◆ **EXERCISE**: Read the listing below and copy out every line that holds "thalrest".

Data entries for graphics
• • •

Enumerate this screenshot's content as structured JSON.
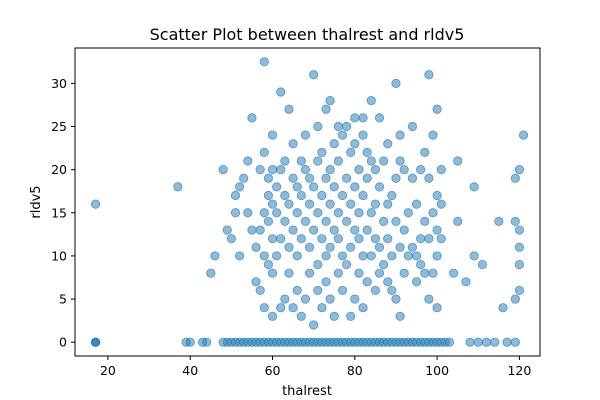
{
  "chart_data": {
    "type": "scatter",
    "title": "Scatter Plot between thalrest and rldv5",
    "xlabel": "thalrest",
    "ylabel": "rldv5",
    "xlim": [
      12,
      125
    ],
    "ylim": [
      -1.6,
      34.1
    ],
    "xticks": [
      20,
      40,
      60,
      80,
      100,
      120
    ],
    "yticks": [
      0,
      5,
      10,
      15,
      20,
      25,
      30
    ],
    "grid": false,
    "legend": "none",
    "marker_color": "#1f77b4",
    "marker_alpha": 0.5,
    "series": [
      {
        "points": [
          [
            17,
            0
          ],
          [
            17,
            0
          ],
          [
            17,
            0
          ],
          [
            17,
            16
          ],
          [
            37,
            18
          ],
          [
            39,
            0
          ],
          [
            40,
            0
          ],
          [
            43,
            0
          ],
          [
            44,
            0
          ],
          [
            45,
            8
          ],
          [
            46,
            10
          ],
          [
            48,
            20
          ],
          [
            49,
            13
          ],
          [
            50,
            12
          ],
          [
            51,
            15
          ],
          [
            51,
            17
          ],
          [
            52,
            18
          ],
          [
            52,
            10
          ],
          [
            53,
            19
          ],
          [
            54,
            15
          ],
          [
            54,
            21
          ],
          [
            55,
            13
          ],
          [
            55,
            26
          ],
          [
            56,
            7
          ],
          [
            56,
            11
          ],
          [
            57,
            6
          ],
          [
            57,
            13
          ],
          [
            57,
            20
          ],
          [
            58,
            4
          ],
          [
            58,
            10
          ],
          [
            58,
            15
          ],
          [
            58,
            22
          ],
          [
            58,
            32.5
          ],
          [
            59,
            9
          ],
          [
            59,
            14
          ],
          [
            59,
            17
          ],
          [
            59,
            19
          ],
          [
            60,
            3
          ],
          [
            60,
            8
          ],
          [
            60,
            12
          ],
          [
            60,
            16
          ],
          [
            60,
            20
          ],
          [
            60,
            24
          ],
          [
            61,
            10
          ],
          [
            61,
            15
          ],
          [
            61,
            18
          ],
          [
            62,
            4
          ],
          [
            62,
            12
          ],
          [
            62,
            20
          ],
          [
            62,
            29
          ],
          [
            63,
            5
          ],
          [
            63,
            14
          ],
          [
            63,
            17
          ],
          [
            63,
            21
          ],
          [
            64,
            8
          ],
          [
            64,
            11
          ],
          [
            64,
            16
          ],
          [
            64,
            27
          ],
          [
            65,
            4
          ],
          [
            65,
            13
          ],
          [
            65,
            19
          ],
          [
            65,
            23
          ],
          [
            66,
            6
          ],
          [
            66,
            10
          ],
          [
            66,
            15
          ],
          [
            66,
            18
          ],
          [
            67,
            3
          ],
          [
            67,
            12
          ],
          [
            67,
            17
          ],
          [
            67,
            21
          ],
          [
            68,
            5
          ],
          [
            68,
            14
          ],
          [
            68,
            20
          ],
          [
            68,
            24
          ],
          [
            69,
            8
          ],
          [
            69,
            11
          ],
          [
            69,
            16
          ],
          [
            69,
            19
          ],
          [
            70,
            2
          ],
          [
            70,
            13
          ],
          [
            70,
            18
          ],
          [
            70,
            31
          ],
          [
            71,
            6
          ],
          [
            71,
            9
          ],
          [
            71,
            15
          ],
          [
            71,
            21
          ],
          [
            71,
            25
          ],
          [
            72,
            4
          ],
          [
            72,
            12
          ],
          [
            72,
            17
          ],
          [
            72,
            22
          ],
          [
            73,
            7
          ],
          [
            73,
            10
          ],
          [
            73,
            14
          ],
          [
            73,
            19
          ],
          [
            73,
            27
          ],
          [
            74,
            5
          ],
          [
            74,
            11
          ],
          [
            74,
            16
          ],
          [
            74,
            20
          ],
          [
            74,
            28
          ],
          [
            75,
            3
          ],
          [
            75,
            13
          ],
          [
            75,
            18
          ],
          [
            75,
            23
          ],
          [
            76,
            8
          ],
          [
            76,
            12
          ],
          [
            76,
            15
          ],
          [
            76,
            21
          ],
          [
            76,
            25
          ],
          [
            77,
            6
          ],
          [
            77,
            10
          ],
          [
            77,
            17
          ],
          [
            77,
            24
          ],
          [
            78,
            9
          ],
          [
            78,
            14
          ],
          [
            78,
            19
          ],
          [
            78,
            25
          ],
          [
            79,
            3
          ],
          [
            79,
            11
          ],
          [
            79,
            16
          ],
          [
            79,
            22
          ],
          [
            80,
            5
          ],
          [
            80,
            13
          ],
          [
            80,
            18
          ],
          [
            80,
            23
          ],
          [
            80,
            26
          ],
          [
            81,
            8
          ],
          [
            81,
            12
          ],
          [
            81,
            15
          ],
          [
            81,
            20
          ],
          [
            82,
            4
          ],
          [
            82,
            10
          ],
          [
            82,
            17
          ],
          [
            82,
            24
          ],
          [
            82,
            26
          ],
          [
            83,
            7
          ],
          [
            83,
            13
          ],
          [
            83,
            19
          ],
          [
            83,
            22
          ],
          [
            84,
            10
          ],
          [
            84,
            15
          ],
          [
            84,
            21
          ],
          [
            84,
            28
          ],
          [
            85,
            6
          ],
          [
            85,
            12
          ],
          [
            85,
            16
          ],
          [
            85,
            20
          ],
          [
            86,
            8
          ],
          [
            86,
            11
          ],
          [
            86,
            18
          ],
          [
            86,
            26
          ],
          [
            87,
            9
          ],
          [
            87,
            14
          ],
          [
            87,
            21
          ],
          [
            88,
            7
          ],
          [
            88,
            12
          ],
          [
            88,
            16
          ],
          [
            88,
            23
          ],
          [
            89,
            6
          ],
          [
            89,
            10
          ],
          [
            89,
            17
          ],
          [
            90,
            5
          ],
          [
            90,
            14
          ],
          [
            90,
            19
          ],
          [
            90,
            30
          ],
          [
            91,
            3
          ],
          [
            91,
            11
          ],
          [
            91,
            21
          ],
          [
            91,
            24
          ],
          [
            92,
            8
          ],
          [
            92,
            13
          ],
          [
            92,
            20
          ],
          [
            93,
            10
          ],
          [
            93,
            15
          ],
          [
            94,
            11
          ],
          [
            94,
            19
          ],
          [
            94,
            25
          ],
          [
            95,
            7
          ],
          [
            95,
            10
          ],
          [
            95,
            16
          ],
          [
            96,
            9
          ],
          [
            96,
            12
          ],
          [
            96,
            20
          ],
          [
            97,
            8
          ],
          [
            97,
            14
          ],
          [
            97,
            22
          ],
          [
            98,
            5
          ],
          [
            98,
            12
          ],
          [
            98,
            19
          ],
          [
            98,
            31
          ],
          [
            99,
            8
          ],
          [
            99,
            15
          ],
          [
            99,
            24
          ],
          [
            100,
            4
          ],
          [
            100,
            10
          ],
          [
            100,
            13
          ],
          [
            100,
            17
          ],
          [
            100,
            27
          ],
          [
            101,
            12
          ],
          [
            101,
            16
          ],
          [
            101,
            20
          ],
          [
            103,
            0
          ],
          [
            104,
            8
          ],
          [
            105,
            14
          ],
          [
            105,
            21
          ],
          [
            107,
            7
          ],
          [
            108,
            0
          ],
          [
            109,
            10
          ],
          [
            109,
            18
          ],
          [
            110,
            0
          ],
          [
            111,
            9
          ],
          [
            112,
            0
          ],
          [
            114,
            0
          ],
          [
            115,
            14
          ],
          [
            116,
            4
          ],
          [
            117,
            0
          ],
          [
            119,
            0
          ],
          [
            119,
            5
          ],
          [
            119,
            14
          ],
          [
            119,
            19
          ],
          [
            120,
            6
          ],
          [
            120,
            9
          ],
          [
            120,
            11
          ],
          [
            120,
            13
          ],
          [
            120,
            20
          ],
          [
            121,
            24
          ]
        ]
      }
    ],
    "zero_band_x": [
      48,
      102
    ],
    "zero_band_step": 1
  }
}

• • •

◆ **RESULT OF THE EXERCISE**:
    "title": "Scatter Plot between thalrest and rldv5",
    "xlabel": "thalrest",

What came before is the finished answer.